• _DIRECTION_
Your task is to repeat the entries word for word while leaving out the pictures.

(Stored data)
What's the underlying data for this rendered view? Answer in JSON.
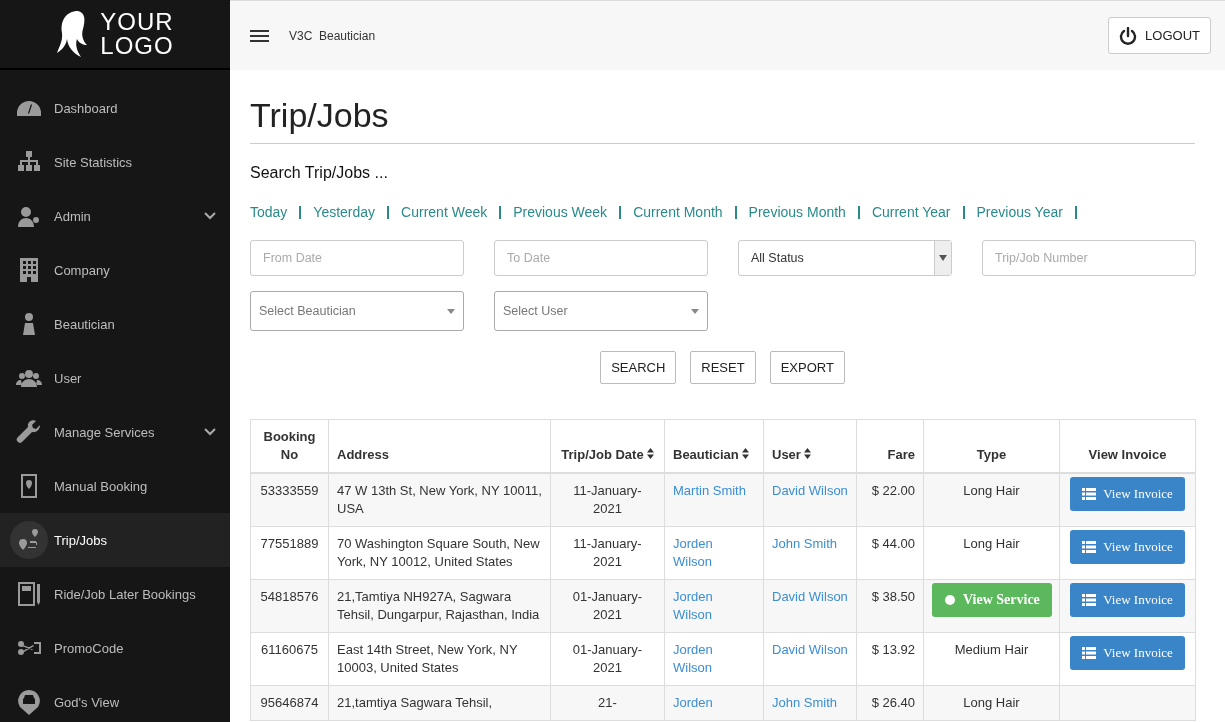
{
  "logo": {
    "line_1": "YOUR",
    "line_2": "LOGO"
  },
  "sidebar": {
    "items": [
      {
        "label": "Dashboard",
        "expandable": false,
        "selected": false
      },
      {
        "label": "Site Statistics",
        "expandable": false,
        "selected": false
      },
      {
        "label": "Admin",
        "expandable": true,
        "selected": false
      },
      {
        "label": "Company",
        "expandable": false,
        "selected": false
      },
      {
        "label": "Beautician",
        "expandable": false,
        "selected": false
      },
      {
        "label": "User",
        "expandable": false,
        "selected": false
      },
      {
        "label": "Manage Services",
        "expandable": true,
        "selected": false
      },
      {
        "label": "Manual Booking",
        "expandable": false,
        "selected": false
      },
      {
        "label": "Trip/Jobs",
        "expandable": false,
        "selected": true
      },
      {
        "label": "Ride/Job Later Bookings",
        "expandable": false,
        "selected": false
      },
      {
        "label": "PromoCode",
        "expandable": false,
        "selected": false
      },
      {
        "label": "God's View",
        "expandable": false,
        "selected": false
      }
    ]
  },
  "topbar": {
    "title": "V3C  Beautician",
    "logout": "LOGOUT"
  },
  "page_title": "Trip/Jobs",
  "search_heading": "Search Trip/Jobs ...",
  "period_links": [
    "Today",
    "Yesterday",
    "Current Week",
    "Previous Week",
    "Current Month",
    "Previous Month",
    "Current Year",
    "Previous Year"
  ],
  "filters": {
    "from_date": {
      "placeholder": "From Date"
    },
    "to_date": {
      "placeholder": "To Date"
    },
    "status": {
      "value": "All Status"
    },
    "job_number": {
      "placeholder": "Trip/Job Number"
    },
    "beautician": {
      "placeholder": "Select Beautician"
    },
    "user": {
      "placeholder": "Select User"
    }
  },
  "actions": [
    "SEARCH",
    "RESET",
    "EXPORT"
  ],
  "table": {
    "columns": [
      {
        "label": "Booking No",
        "sortable": false
      },
      {
        "label": "Address",
        "sortable": false
      },
      {
        "label": "Trip/Job Date",
        "sortable": true
      },
      {
        "label": "Beautician",
        "sortable": true
      },
      {
        "label": "User",
        "sortable": true
      },
      {
        "label": "Fare",
        "sortable": false
      },
      {
        "label": "Type",
        "sortable": false
      },
      {
        "label": "View Invoice",
        "sortable": false
      }
    ],
    "rows": [
      {
        "booking_no": "53333559",
        "address": "47 W 13th St, New York, NY 10011, USA",
        "date": "11-January-2021",
        "beautician": "Martin Smith",
        "user": "David Wilson",
        "fare": "$ 22.00",
        "type": {
          "kind": "text",
          "text": "Long Hair"
        },
        "invoice": "View Invoice"
      },
      {
        "booking_no": "77551889",
        "address": "70 Washington Square South, New York, NY 10012, United States",
        "date": "11-January-2021",
        "beautician": "Jorden Wilson",
        "user": "John Smith",
        "fare": "$ 44.00",
        "type": {
          "kind": "text",
          "text": "Long Hair"
        },
        "invoice": "View Invoice"
      },
      {
        "booking_no": "54818576",
        "address": "21,Tamtiya NH927A, Sagwara Tehsil, Dungarpur, Rajasthan, India",
        "date": "01-January-2021",
        "beautician": "Jorden Wilson",
        "user": "David Wilson",
        "fare": "$ 38.50",
        "type": {
          "kind": "button",
          "text": "View Service"
        },
        "invoice": "View Invoice"
      },
      {
        "booking_no": "61160675",
        "address": "East 14th Street, New York, NY 10003, United States",
        "date": "01-January-2021",
        "beautician": "Jorden Wilson",
        "user": "David Wilson",
        "fare": "$ 13.92",
        "type": {
          "kind": "text",
          "text": "Medium Hair"
        },
        "invoice": "View Invoice"
      },
      {
        "booking_no": "95646874",
        "address": "21,tamtiya Sagwara Tehsil,",
        "date": "21-",
        "beautician": "Jorden",
        "user": "John Smith",
        "fare": "$ 26.40",
        "type": {
          "kind": "text",
          "text": "Long Hair"
        }
      }
    ]
  }
}
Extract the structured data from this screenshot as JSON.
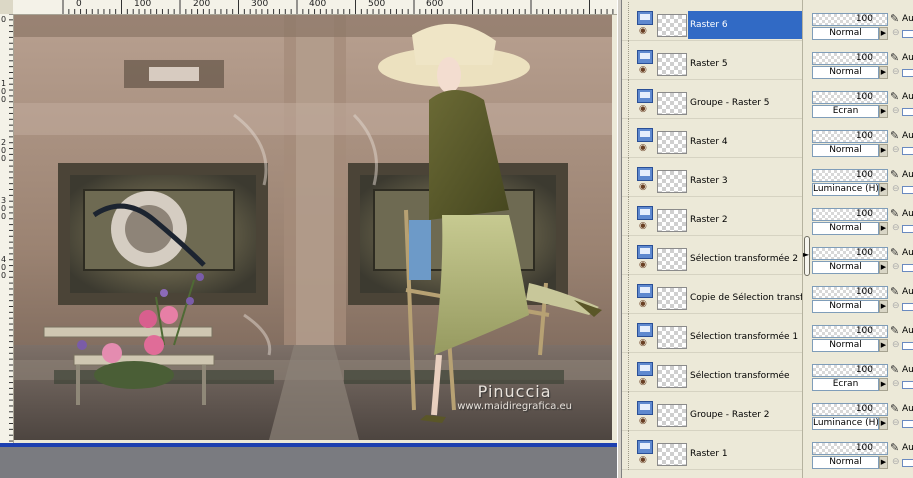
{
  "rulers": {
    "horizontal": [
      "0",
      "100",
      "200",
      "300",
      "400",
      "500",
      "600"
    ],
    "vertical": [
      "0",
      "1\n0\n0",
      "2\n0\n0",
      "3\n0\n0",
      "4\n0\n0"
    ]
  },
  "image": {
    "watermark_title": "Pinuccia",
    "watermark_url": "www.maidiregrafica.eu"
  },
  "layers": [
    {
      "name": "Raster 6",
      "opacity": "100",
      "blend": "Normal",
      "selected": true
    },
    {
      "name": "Raster 5",
      "opacity": "100",
      "blend": "Normal",
      "selected": false
    },
    {
      "name": "Groupe - Raster 5",
      "opacity": "100",
      "blend": "Écran",
      "selected": false
    },
    {
      "name": "Raster 4",
      "opacity": "100",
      "blend": "Normal",
      "selected": false
    },
    {
      "name": "Raster 3",
      "opacity": "100",
      "blend": "Luminance (H)",
      "selected": false
    },
    {
      "name": "Raster 2",
      "opacity": "100",
      "blend": "Normal",
      "selected": false
    },
    {
      "name": "Sélection transformée 2",
      "opacity": "100",
      "blend": "Normal",
      "selected": false
    },
    {
      "name": "Copie de Sélection transformée",
      "opacity": "100",
      "blend": "Normal",
      "selected": false
    },
    {
      "name": "Sélection transformée 1",
      "opacity": "100",
      "blend": "Normal",
      "selected": false
    },
    {
      "name": "Sélection transformée",
      "opacity": "100",
      "blend": "Écran",
      "selected": false
    },
    {
      "name": "Groupe - Raster 2",
      "opacity": "100",
      "blend": "Luminance (H)",
      "selected": false
    },
    {
      "name": "Raster 1",
      "opacity": "100",
      "blend": "Normal",
      "selected": false
    }
  ],
  "layer_props": {
    "auto_label": "Au"
  },
  "colors": {
    "selection": "#316ac5",
    "panel": "#ece9d8",
    "scroll_strip": "#1c3fb0"
  }
}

• _THE COMPLETED TASK_
What's the underlying data for this rendered view? Answer in JSON.
{
  "logo": {
    "line_1": "YOUR",
    "line_2": "LOGO"
  },
  "sidebar": {
    "items": [
      {
        "label": "Dashboard",
        "expandable": false,
        "selected": false
      },
      {
        "label": "Site Statistics",
        "expandable": false,
        "selected": false
      },
      {
        "label": "Admin",
        "expandable": true,
        "selected": false
      },
      {
        "label": "Company",
        "expandable": false,
        "selected": false
      },
      {
        "label": "Beautician",
        "expandable": false,
        "selected": false
      },
      {
        "label": "User",
        "expandable": false,
        "selected": false
      },
      {
        "label": "Manage Services",
        "expandable": true,
        "selected": false
      },
      {
        "label": "Manual Booking",
        "expandable": false,
        "selected": false
      },
      {
        "label": "Trip/Jobs",
        "expandable": false,
        "selected": true
      },
      {
        "label": "Ride/Job Later Bookings",
        "expandable": false,
        "selected": false
      },
      {
        "label": "PromoCode",
        "expandable": false,
        "selected": false
      },
      {
        "label": "God's View",
        "expandable": false,
        "selected": false
      }
    ]
  },
  "topbar": {
    "title": "V3C  Beautician",
    "logout": "LOGOUT"
  },
  "page_title": "Trip/Jobs",
  "search_heading": "Search Trip/Jobs ...",
  "period_links": [
    "Today",
    "Yesterday",
    "Current Week",
    "Previous Week",
    "Current Month",
    "Previous Month",
    "Current Year",
    "Previous Year"
  ],
  "filters": {
    "from_date": {
      "placeholder": "From Date"
    },
    "to_date": {
      "placeholder": "To Date"
    },
    "status": {
      "value": "All Status"
    },
    "job_number": {
      "placeholder": "Trip/Job Number"
    },
    "beautician": {
      "placeholder": "Select Beautician"
    },
    "user": {
      "placeholder": "Select User"
    }
  },
  "actions": [
    "SEARCH",
    "RESET",
    "EXPORT"
  ],
  "table": {
    "columns": [
      {
        "label": "Booking No",
        "sortable": false
      },
      {
        "label": "Address",
        "sortable": false
      },
      {
        "label": "Trip/Job Date",
        "sortable": true
      },
      {
        "label": "Beautician",
        "sortable": true
      },
      {
        "label": "User",
        "sortable": true
      },
      {
        "label": "Fare",
        "sortable": false
      },
      {
        "label": "Type",
        "sortable": false
      },
      {
        "label": "View Invoice",
        "sortable": false
      }
    ],
    "rows": [
      {
        "booking_no": "53333559",
        "address": "47 W 13th St, New York, NY 10011, USA",
        "date": "11-January-2021",
        "beautician": "Martin Smith",
        "user": "David Wilson",
        "fare": "$ 22.00",
        "type": {
          "kind": "text",
          "text": "Long Hair"
        },
        "invoice": "View Invoice"
      },
      {
        "booking_no": "77551889",
        "address": "70 Washington Square South, New York, NY 10012, United States",
        "date": "11-January-2021",
        "beautician": "Jorden Wilson",
        "user": "John Smith",
        "fare": "$ 44.00",
        "type": {
          "kind": "text",
          "text": "Long Hair"
        },
        "invoice": "View Invoice"
      },
      {
        "booking_no": "54818576",
        "address": "21,Tamtiya NH927A, Sagwara Tehsil, Dungarpur, Rajasthan, India",
        "date": "01-January-2021",
        "beautician": "Jorden Wilson",
        "user": "David Wilson",
        "fare": "$ 38.50",
        "type": {
          "kind": "button",
          "text": "View Service"
        },
        "invoice": "View Invoice"
      },
      {
        "booking_no": "61160675",
        "address": "East 14th Street, New York, NY 10003, United States",
        "date": "01-January-2021",
        "beautician": "Jorden Wilson",
        "user": "David Wilson",
        "fare": "$ 13.92",
        "type": {
          "kind": "text",
          "text": "Medium Hair"
        },
        "invoice": "View Invoice"
      },
      {
        "booking_no": "95646874",
        "address": "21,tamtiya Sagwara Tehsil,",
        "date": "21-",
        "beautician": "Jorden",
        "user": "John Smith",
        "fare": "$ 26.40",
        "type": {
          "kind": "text",
          "text": "Long Hair"
        }
      }
    ]
  }
}
Extract the structured data from this screenshot as JSON.
{
  "rulers": {
    "horizontal": [
      "0",
      "100",
      "200",
      "300",
      "400",
      "500",
      "600"
    ],
    "vertical": [
      "0",
      "1\n0\n0",
      "2\n0\n0",
      "3\n0\n0",
      "4\n0\n0"
    ]
  },
  "image": {
    "watermark_title": "Pinuccia",
    "watermark_url": "www.maidiregrafica.eu"
  },
  "layers": [
    {
      "name": "Raster 6",
      "opacity": "100",
      "blend": "Normal",
      "selected": true
    },
    {
      "name": "Raster 5",
      "opacity": "100",
      "blend": "Normal",
      "selected": false
    },
    {
      "name": "Groupe - Raster 5",
      "opacity": "100",
      "blend": "Écran",
      "selected": false
    },
    {
      "name": "Raster 4",
      "opacity": "100",
      "blend": "Normal",
      "selected": false
    },
    {
      "name": "Raster 3",
      "opacity": "100",
      "blend": "Luminance (H)",
      "selected": false
    },
    {
      "name": "Raster 2",
      "opacity": "100",
      "blend": "Normal",
      "selected": false
    },
    {
      "name": "Sélection transformée 2",
      "opacity": "100",
      "blend": "Normal",
      "selected": false
    },
    {
      "name": "Copie de Sélection transformée",
      "opacity": "100",
      "blend": "Normal",
      "selected": false
    },
    {
      "name": "Sélection transformée 1",
      "opacity": "100",
      "blend": "Normal",
      "selected": false
    },
    {
      "name": "Sélection transformée",
      "opacity": "100",
      "blend": "Écran",
      "selected": false
    },
    {
      "name": "Groupe - Raster 2",
      "opacity": "100",
      "blend": "Luminance (H)",
      "selected": false
    },
    {
      "name": "Raster 1",
      "opacity": "100",
      "blend": "Normal",
      "selected": false
    }
  ],
  "layer_props": {
    "auto_label": "Au"
  },
  "colors": {
    "selection": "#316ac5",
    "panel": "#ece9d8",
    "scroll_strip": "#1c3fb0"
  }
}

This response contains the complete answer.